▶ **Task to carry out**
Repeat every line of the listing below exactly, minus the pictures.

(Data items)

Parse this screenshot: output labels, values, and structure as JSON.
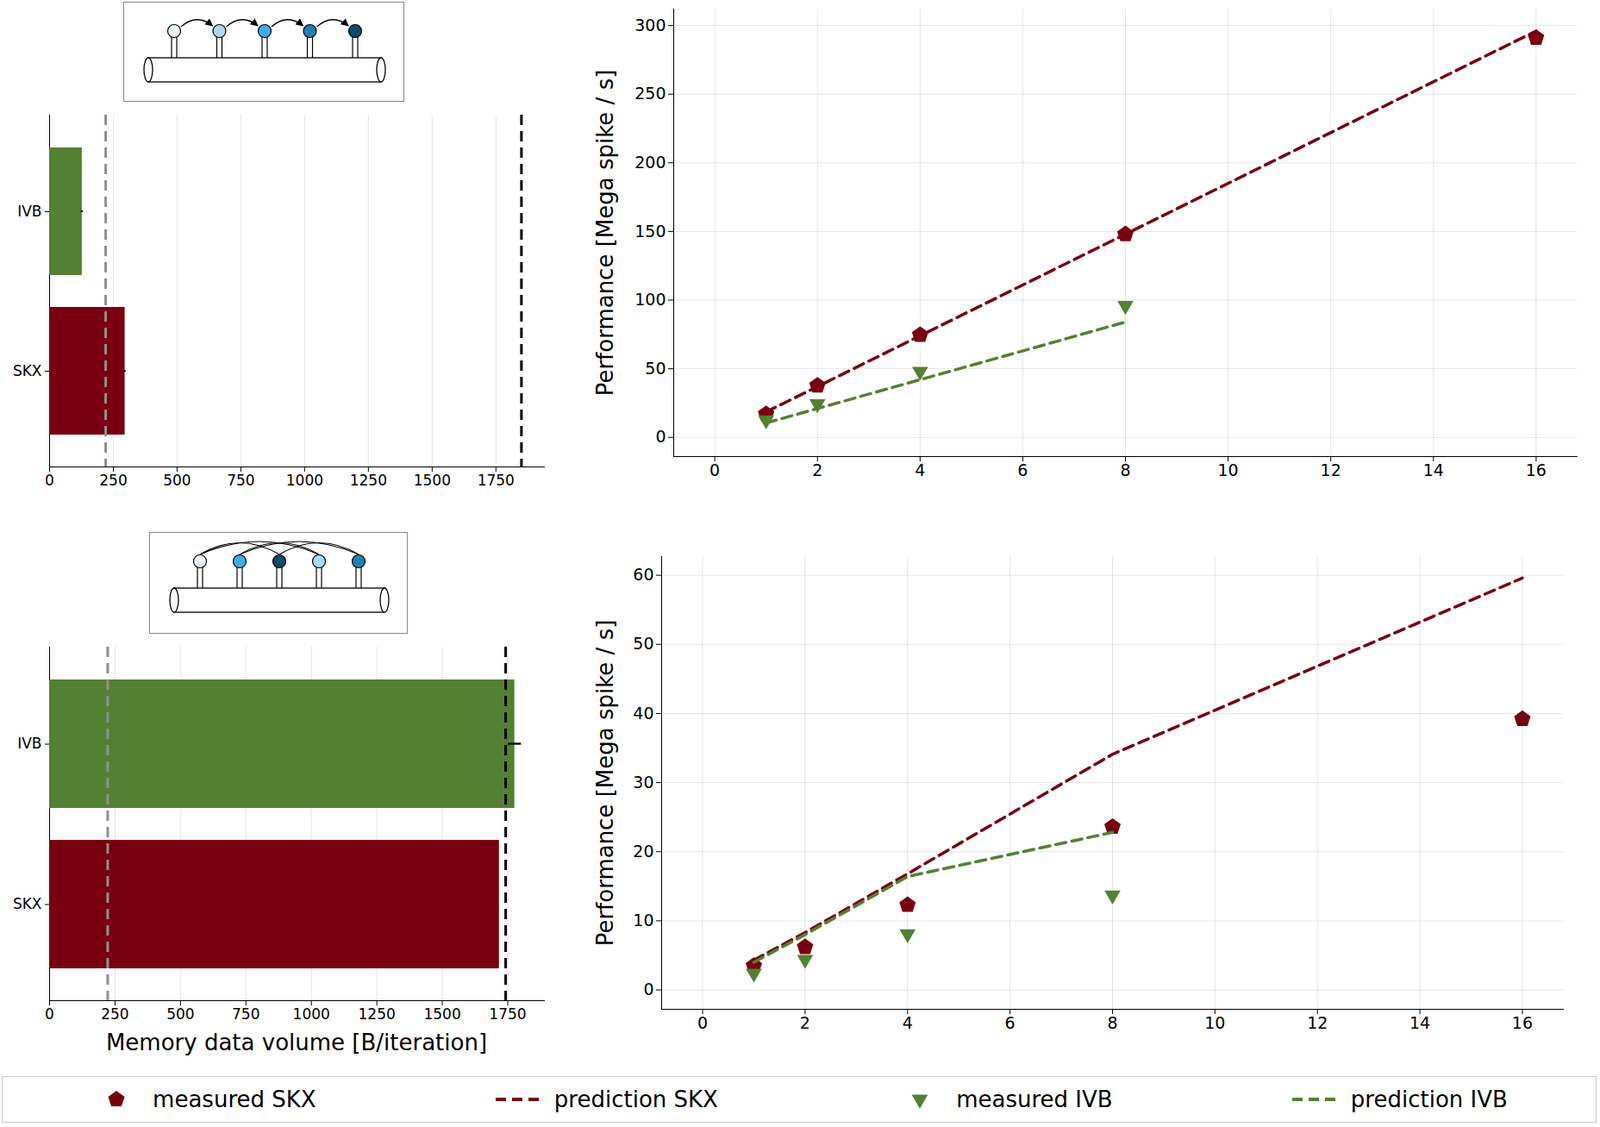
{
  "chart_data": [
    {
      "type": "bar",
      "orientation": "horizontal",
      "categories": [
        "IVB",
        "SKX"
      ],
      "values": [
        128,
        296
      ],
      "errors": [
        4,
        4
      ],
      "colors": [
        "#548033",
        "#780010"
      ],
      "reference_lines": [
        {
          "value": 220,
          "color": "#909090",
          "line_style": "dashed"
        },
        {
          "value": 1850,
          "color": "#000000",
          "line_style": "dashed"
        }
      ],
      "xlim": [
        0,
        1940
      ],
      "xticks": [
        0,
        250,
        500,
        750,
        1000,
        1250,
        1500,
        1750
      ],
      "grid": true
    },
    {
      "type": "line",
      "ylabel": "Performance [Mega spike / s]",
      "x": [
        1,
        2,
        4,
        8,
        16
      ],
      "series": [
        {
          "name": "measured SKX",
          "type": "scatter",
          "color": "#780010",
          "marker": "pentagon",
          "values": [
            17,
            37.7,
            74.6,
            148,
            291
          ]
        },
        {
          "name": "prediction SKX",
          "type": "line",
          "color": "#780010",
          "line_style": "dashed",
          "values": [
            18.5,
            37,
            74,
            148,
            296
          ]
        },
        {
          "name": "measured IVB",
          "type": "scatter",
          "color": "#548033",
          "marker": "triangle_down",
          "values": [
            12.6,
            24.4,
            48,
            96,
            null
          ]
        },
        {
          "name": "prediction IVB",
          "type": "line",
          "color": "#548033",
          "line_style": "dashed",
          "values": [
            10.5,
            21,
            42,
            84,
            null
          ]
        }
      ],
      "xlim": [
        -0.8,
        16.8
      ],
      "xticks": [
        0,
        2,
        4,
        6,
        8,
        10,
        12,
        14,
        16
      ],
      "ylim": [
        -14,
        312
      ],
      "yticks": [
        0,
        50,
        100,
        150,
        200,
        250,
        300
      ],
      "grid": true,
      "legend": "bottom"
    },
    {
      "type": "bar",
      "orientation": "horizontal",
      "xlabel": "Memory data volume [B/iteration]",
      "categories": [
        "IVB",
        "SKX"
      ],
      "values": [
        1777,
        1718
      ],
      "errors": [
        25,
        0
      ],
      "colors": [
        "#548033",
        "#780010"
      ],
      "reference_lines": [
        {
          "value": 222,
          "color": "#909090",
          "line_style": "dashed"
        },
        {
          "value": 1742,
          "color": "#000000",
          "line_style": "dashed"
        }
      ],
      "xlim": [
        0,
        1890
      ],
      "xticks": [
        0,
        250,
        500,
        750,
        1000,
        1250,
        1500,
        1750
      ],
      "grid": true
    },
    {
      "type": "line",
      "ylabel": "Performance [Mega spike / s]",
      "x": [
        1,
        2,
        4,
        8,
        16
      ],
      "series": [
        {
          "name": "measured SKX",
          "type": "scatter",
          "color": "#780010",
          "marker": "pentagon",
          "values": [
            3.5,
            6.2,
            12.3,
            23.6,
            39.2
          ]
        },
        {
          "name": "prediction SKX",
          "type": "line",
          "color": "#780010",
          "line_style": "dashed",
          "values": [
            4.3,
            8.3,
            16.8,
            34.1,
            59.6
          ]
        },
        {
          "name": "measured IVB",
          "type": "scatter",
          "color": "#548033",
          "marker": "triangle_down",
          "values": [
            2.4,
            4.4,
            8.1,
            13.7,
            null
          ]
        },
        {
          "name": "prediction IVB",
          "type": "line",
          "color": "#548033",
          "line_style": "dashed",
          "values": [
            4.0,
            8.0,
            16.4,
            22.8,
            null
          ]
        }
      ],
      "xlim": [
        -0.8,
        16.8
      ],
      "xticks": [
        0,
        2,
        4,
        6,
        8,
        10,
        12,
        14,
        16
      ],
      "ylim": [
        -2.8,
        62.7
      ],
      "yticks": [
        0,
        10,
        20,
        30,
        40,
        50,
        60
      ],
      "grid": true,
      "legend": "bottom"
    }
  ]
}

▶ **Written solution**
Parse this screenshot: output labels, values, and structure as JSON.
{
  "chart_data": [
    {
      "type": "bar",
      "orientation": "horizontal",
      "categories": [
        "IVB",
        "SKX"
      ],
      "values": [
        128,
        296
      ],
      "errors": [
        4,
        4
      ],
      "colors": [
        "#548033",
        "#780010"
      ],
      "reference_lines": [
        {
          "value": 220,
          "color": "#909090",
          "line_style": "dashed"
        },
        {
          "value": 1850,
          "color": "#000000",
          "line_style": "dashed"
        }
      ],
      "xlim": [
        0,
        1940
      ],
      "xticks": [
        0,
        250,
        500,
        750,
        1000,
        1250,
        1500,
        1750
      ],
      "grid": true
    },
    {
      "type": "line",
      "ylabel": "Performance [Mega spike / s]",
      "x": [
        1,
        2,
        4,
        8,
        16
      ],
      "series": [
        {
          "name": "measured SKX",
          "type": "scatter",
          "color": "#780010",
          "marker": "pentagon",
          "values": [
            17,
            37.7,
            74.6,
            148,
            291
          ]
        },
        {
          "name": "prediction SKX",
          "type": "line",
          "color": "#780010",
          "line_style": "dashed",
          "values": [
            18.5,
            37,
            74,
            148,
            296
          ]
        },
        {
          "name": "measured IVB",
          "type": "scatter",
          "color": "#548033",
          "marker": "triangle_down",
          "values": [
            12.6,
            24.4,
            48,
            96,
            null
          ]
        },
        {
          "name": "prediction IVB",
          "type": "line",
          "color": "#548033",
          "line_style": "dashed",
          "values": [
            10.5,
            21,
            42,
            84,
            null
          ]
        }
      ],
      "xlim": [
        -0.8,
        16.8
      ],
      "xticks": [
        0,
        2,
        4,
        6,
        8,
        10,
        12,
        14,
        16
      ],
      "ylim": [
        -14,
        312
      ],
      "yticks": [
        0,
        50,
        100,
        150,
        200,
        250,
        300
      ],
      "grid": true,
      "legend": "bottom"
    },
    {
      "type": "bar",
      "orientation": "horizontal",
      "xlabel": "Memory data volume [B/iteration]",
      "categories": [
        "IVB",
        "SKX"
      ],
      "values": [
        1777,
        1718
      ],
      "errors": [
        25,
        0
      ],
      "colors": [
        "#548033",
        "#780010"
      ],
      "reference_lines": [
        {
          "value": 222,
          "color": "#909090",
          "line_style": "dashed"
        },
        {
          "value": 1742,
          "color": "#000000",
          "line_style": "dashed"
        }
      ],
      "xlim": [
        0,
        1890
      ],
      "xticks": [
        0,
        250,
        500,
        750,
        1000,
        1250,
        1500,
        1750
      ],
      "grid": true
    },
    {
      "type": "line",
      "ylabel": "Performance [Mega spike / s]",
      "x": [
        1,
        2,
        4,
        8,
        16
      ],
      "series": [
        {
          "name": "measured SKX",
          "type": "scatter",
          "color": "#780010",
          "marker": "pentagon",
          "values": [
            3.5,
            6.2,
            12.3,
            23.6,
            39.2
          ]
        },
        {
          "name": "prediction SKX",
          "type": "line",
          "color": "#780010",
          "line_style": "dashed",
          "values": [
            4.3,
            8.3,
            16.8,
            34.1,
            59.6
          ]
        },
        {
          "name": "measured IVB",
          "type": "scatter",
          "color": "#548033",
          "marker": "triangle_down",
          "values": [
            2.4,
            4.4,
            8.1,
            13.7,
            null
          ]
        },
        {
          "name": "prediction IVB",
          "type": "line",
          "color": "#548033",
          "line_style": "dashed",
          "values": [
            4.0,
            8.0,
            16.4,
            22.8,
            null
          ]
        }
      ],
      "xlim": [
        -0.8,
        16.8
      ],
      "xticks": [
        0,
        2,
        4,
        6,
        8,
        10,
        12,
        14,
        16
      ],
      "ylim": [
        -2.8,
        62.7
      ],
      "yticks": [
        0,
        10,
        20,
        30,
        40,
        50,
        60
      ],
      "grid": true,
      "legend": "bottom"
    }
  ]
}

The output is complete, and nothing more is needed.